Stated exercise
Could you repeat the records below exactly, leaving out any pictures?

Provided data
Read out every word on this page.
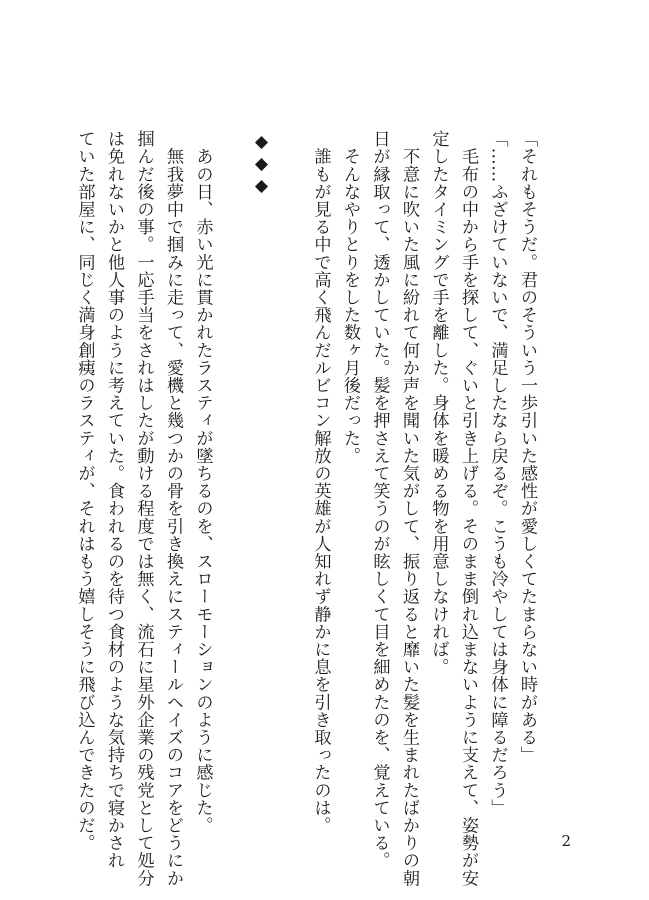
「それもそうだ。君のそういう一歩引いた感性が愛しくてたまらない時がある」

「……ふざけていないで、満足したなら戻るぞ。こうも冷やしては身体に障るだろう」

　毛布の中から手を探して、ぐいと引き上げる。そのまま倒れ込まないように支えて、姿勢が安

定したタイミングで手を離した。身体を暖める物を用意しなければ。

　不意に吹いた風に紛れて何か声を聞いた気がして、振り返ると靡いた髪を生まれたばかりの朝

日が縁取って、透かしていた。髪を押さえて笑うのが眩しくて目を細めたのを、覚えている。

　そんなやりとりをした数ヶ月後だった。

　誰もが見る中で高く飛んだルビコン解放の英雄が人知れず静かに息を引き取ったのは。

◆◆◆

　あの日、赤い光に貫かれたラスティが墜ちるのを、スローモーションのように感じた。

　無我夢中で掴みに走って、愛機と幾つかの骨を引き換えにスティールヘイズのコアをどうにか

掴んだ後の事。一応手当をされはしたが動ける程度では無く、流石に星外企業の残党として処分

は免れないかと他人事のように考えていた。食われるのを待つ食材のような気持ちで寝かされ

ていた部屋に、同じく満身創痍のラスティが、それはもう嬉しそうに飛び込んできたのだ。	2
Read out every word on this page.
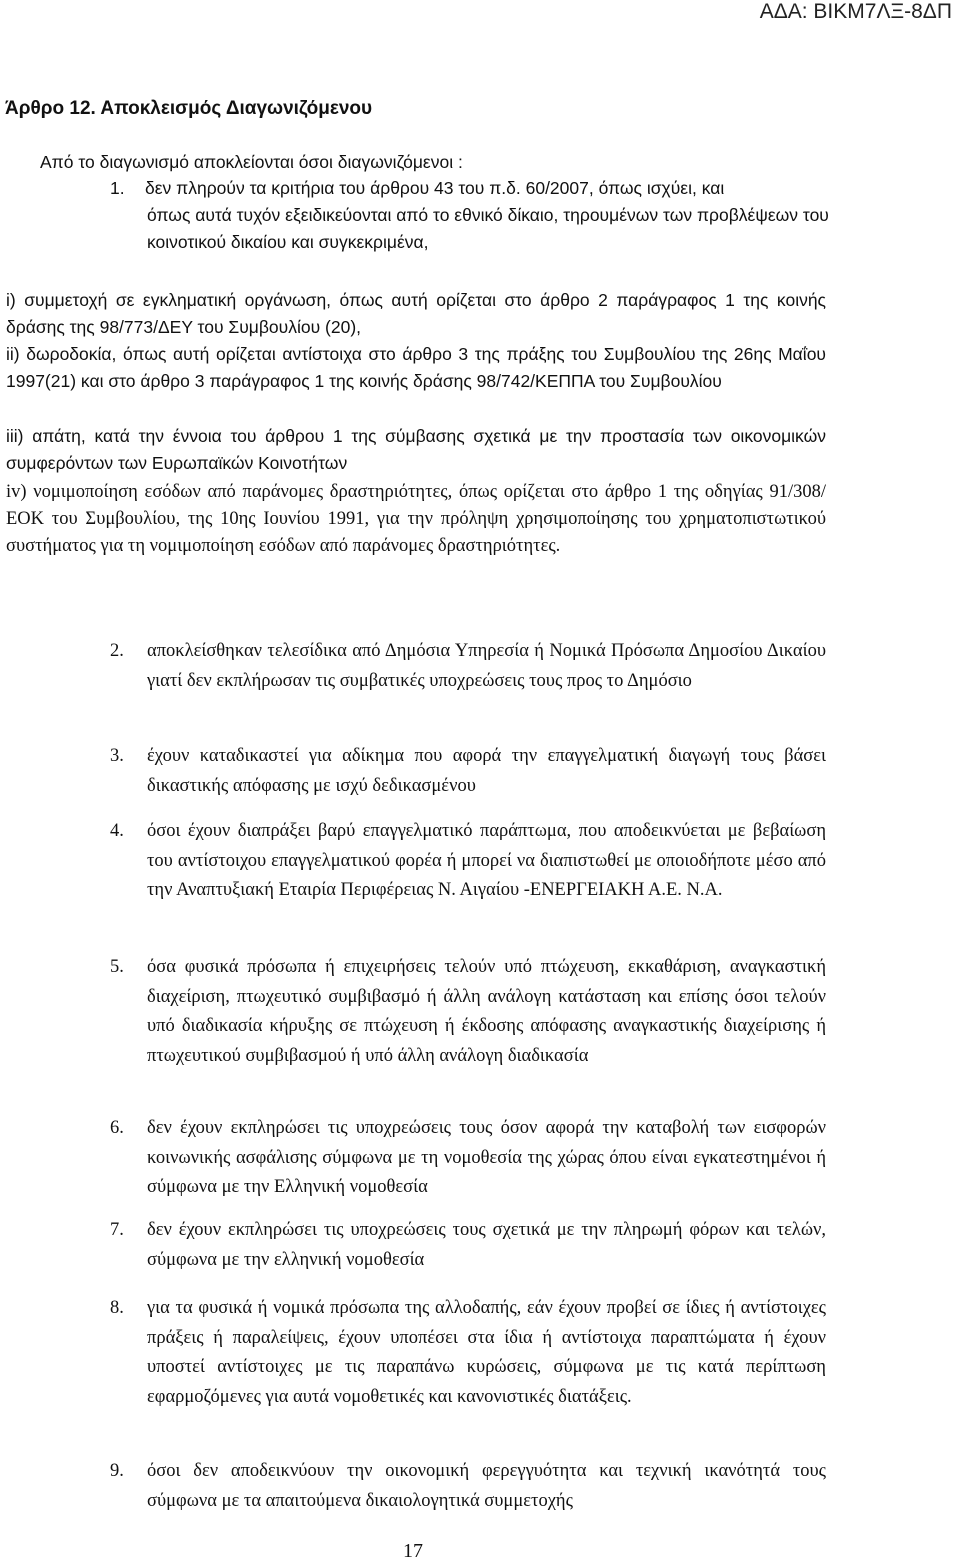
ΑΔΑ: ΒΙΚΜ7ΛΞ-8ΔΠ
Άρθρο 12. Αποκλεισμός Διαγωνιζόμενου
Από το διαγωνισμό αποκλείονται όσοι διαγωνιζόμενοι :
1.	δεν πληρούν τα κριτήρια του άρθρου 43 του π.δ. 60/2007, όπως ισχύει, και
όπως αυτά τυχόν εξειδικεύονται από το εθνικό δίκαιο, τηρουμένων των προβλέψεων του κοινοτικού δικαίου και συγκεκριμένα,
i) συμμετοχή σε εγκληματική οργάνωση, όπως αυτή ορίζεται στο άρθρο 2 παράγραφος 1 της κοινής δράσης της 98/773/ΔΕΥ του Συμβουλίου (20),
ii) δωροδοκία, όπως αυτή ορίζεται αντίστοιχα στο άρθρο 3 της πράξης του Συμβουλίου της 26ης Μαΐου 1997(21) και στο άρθρο 3 παράγραφος 1 της κοινής δράσης 98/742/ΚΕΠΠΑ του Συμβουλίου
iii) απάτη, κατά την έννοια του άρθρου 1 της σύμβασης σχετικά με την προστασία των οικονομικών συμφερόντων των Ευρωπαϊκών Κοινοτήτων
iv) νομιμοποίηση εσόδων από παράνομες δραστηριότητες, όπως ορίζεται στο άρθρο 1 της οδηγίας 91/308/ΕΟΚ του Συμβουλίου, της 10ης Ιουνίου 1991, για την πρόληψη χρησιμοποίησης του χρηματοπιστωτικού συστήματος για τη νομιμοποίηση εσόδων από παράνομες δραστηριότητες.
2. αποκλείσθηκαν τελεσίδικα από Δημόσια Υπηρεσία ή Νομικά Πρόσωπα Δημοσίου Δικαίου γιατί δεν εκπλήρωσαν τις συμβατικές υποχρεώσεις τους προς το Δημόσιο
3. έχουν καταδικαστεί για αδίκημα που αφορά την επαγγελματική διαγωγή τους βάσει δικαστικής απόφασης με ισχύ δεδικασμένου
4. όσοι έχουν διαπράξει βαρύ επαγγελματικό παράπτωμα, που αποδεικνύεται με βεβαίωση του αντίστοιχου επαγγελματικού φορέα ή μπορεί να διαπιστωθεί με οποιοδήποτε μέσο από την Αναπτυξιακή Εταιρία Περιφέρειας Ν. Αιγαίου -ΕΝΕΡΓΕΙΑΚΗ Α.Ε. Ν.Α.
5. όσα φυσικά πρόσωπα ή επιχειρήσεις τελούν υπό πτώχευση, εκκαθάριση, αναγκαστική διαχείριση, πτωχευτικό συμβιβασμό ή άλλη ανάλογη κατάσταση και επίσης όσοι τελούν υπό διαδικασία κήρυξης σε πτώχευση ή έκδοσης απόφασης αναγκαστικής διαχείρισης ή πτωχευτικού συμβιβασμού ή υπό άλλη ανάλογη διαδικασία
6. δεν έχουν εκπληρώσει τις υποχρεώσεις τους όσον αφορά την καταβολή των εισφορών κοινωνικής ασφάλισης σύμφωνα με τη νομοθεσία της χώρας όπου είναι εγκατεστημένοι ή σύμφωνα με την Ελληνική νομοθεσία
7. δεν έχουν εκπληρώσει τις υποχρεώσεις τους σχετικά με την πληρωμή φόρων και τελών, σύμφωνα με την ελληνική νομοθεσία
8. για τα φυσικά ή νομικά πρόσωπα της αλλοδαπής, εάν έχουν προβεί σε ίδιες ή αντίστοιχες πράξεις ή παραλείψεις, έχουν υποπέσει στα ίδια ή αντίστοιχα παραπτώματα ή έχουν υποστεί αντίστοιχες με τις παραπάνω κυρώσεις, σύμφωνα με τις κατά περίπτωση εφαρμοζόμενες για αυτά νομοθετικές και κανονιστικές διατάξεις.
9. όσοι δεν αποδεικνύουν την οικονομική φερεγγυότητα και τεχνική ικανότητά τους σύμφωνα με τα απαιτούμενα δικαιολογητικά συμμετοχής
17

Output
Read out every word on this page.
「それもそうだ。君のそういう一歩引いた感性が愛しくてたまらない時がある」

「……ふざけていないで、満足したなら戻るぞ。こうも冷やしては身体に障るだろう」

　毛布の中から手を探して、ぐいと引き上げる。そのまま倒れ込まないように支えて、姿勢が安

定したタイミングで手を離した。身体を暖める物を用意しなければ。

　不意に吹いた風に紛れて何か声を聞いた気がして、振り返ると靡いた髪を生まれたばかりの朝

日が縁取って、透かしていた。髪を押さえて笑うのが眩しくて目を細めたのを、覚えている。

　そんなやりとりをした数ヶ月後だった。

　誰もが見る中で高く飛んだルビコン解放の英雄が人知れず静かに息を引き取ったのは。

◆◆◆

　あの日、赤い光に貫かれたラスティが墜ちるのを、スローモーションのように感じた。

　無我夢中で掴みに走って、愛機と幾つかの骨を引き換えにスティールヘイズのコアをどうにか

掴んだ後の事。一応手当をされはしたが動ける程度では無く、流石に星外企業の残党として処分

は免れないかと他人事のように考えていた。食われるのを待つ食材のような気持ちで寝かされ

ていた部屋に、同じく満身創痍のラスティが、それはもう嬉しそうに飛び込んできたのだ。	2
Read out every word on this page.
ΑΔΑ: ΒΙΚΜ7ΛΞ-8ΔΠ
Άρθρο 12. Αποκλεισμός Διαγωνιζόμενου
Από το διαγωνισμό αποκλείονται όσοι διαγωνιζόμενοι :
1.	δεν πληρούν τα κριτήρια του άρθρου 43 του π.δ. 60/2007, όπως ισχύει, και
όπως αυτά τυχόν εξειδικεύονται από το εθνικό δίκαιο, τηρουμένων των προβλέψεων του κοινοτικού δικαίου και συγκεκριμένα,
i) συμμετοχή σε εγκληματική οργάνωση, όπως αυτή ορίζεται στο άρθρο 2 παράγραφος 1 της κοινής δράσης της 98/773/ΔΕΥ του Συμβουλίου (20),
ii) δωροδοκία, όπως αυτή ορίζεται αντίστοιχα στο άρθρο 3 της πράξης του Συμβουλίου της 26ης Μαΐου 1997(21) και στο άρθρο 3 παράγραφος 1 της κοινής δράσης 98/742/ΚΕΠΠΑ του Συμβουλίου
iii) απάτη, κατά την έννοια του άρθρου 1 της σύμβασης σχετικά με την προστασία των οικονομικών συμφερόντων των Ευρωπαϊκών Κοινοτήτων
iv) νομιμοποίηση εσόδων από παράνομες δραστηριότητες, όπως ορίζεται στο άρθρο 1 της οδηγίας 91/308/ΕΟΚ του Συμβουλίου, της 10ης Ιουνίου 1991, για την πρόληψη χρησιμοποίησης του χρηματοπιστωτικού συστήματος για τη νομιμοποίηση εσόδων από παράνομες δραστηριότητες.
2. αποκλείσθηκαν τελεσίδικα από Δημόσια Υπηρεσία ή Νομικά Πρόσωπα Δημοσίου Δικαίου γιατί δεν εκπλήρωσαν τις συμβατικές υποχρεώσεις τους προς το Δημόσιο
3. έχουν καταδικαστεί για αδίκημα που αφορά την επαγγελματική διαγωγή τους βάσει δικαστικής απόφασης με ισχύ δεδικασμένου
4. όσοι έχουν διαπράξει βαρύ επαγγελματικό παράπτωμα, που αποδεικνύεται με βεβαίωση του αντίστοιχου επαγγελματικού φορέα ή μπορεί να διαπιστωθεί με οποιοδήποτε μέσο από την Αναπτυξιακή Εταιρία Περιφέρειας Ν. Αιγαίου -ΕΝΕΡΓΕΙΑΚΗ Α.Ε. Ν.Α.
5. όσα φυσικά πρόσωπα ή επιχειρήσεις τελούν υπό πτώχευση, εκκαθάριση, αναγκαστική διαχείριση, πτωχευτικό συμβιβασμό ή άλλη ανάλογη κατάσταση και επίσης όσοι τελούν υπό διαδικασία κήρυξης σε πτώχευση ή έκδοσης απόφασης αναγκαστικής διαχείρισης ή πτωχευτικού συμβιβασμού ή υπό άλλη ανάλογη διαδικασία
6. δεν έχουν εκπληρώσει τις υποχρεώσεις τους όσον αφορά την καταβολή των εισφορών κοινωνικής ασφάλισης σύμφωνα με τη νομοθεσία της χώρας όπου είναι εγκατεστημένοι ή σύμφωνα με την Ελληνική νομοθεσία
7. δεν έχουν εκπληρώσει τις υποχρεώσεις τους σχετικά με την πληρωμή φόρων και τελών, σύμφωνα με την ελληνική νομοθεσία
8. για τα φυσικά ή νομικά πρόσωπα της αλλοδαπής, εάν έχουν προβεί σε ίδιες ή αντίστοιχες πράξεις ή παραλείψεις, έχουν υποπέσει στα ίδια ή αντίστοιχα παραπτώματα ή έχουν υποστεί αντίστοιχες με τις παραπάνω κυρώσεις, σύμφωνα με τις κατά περίπτωση εφαρμοζόμενες για αυτά νομοθετικές και κανονιστικές διατάξεις.
9. όσοι δεν αποδεικνύουν την οικονομική φερεγγυότητα και τεχνική ικανότητά τους σύμφωνα με τα απαιτούμενα δικαιολογητικά συμμετοχής
17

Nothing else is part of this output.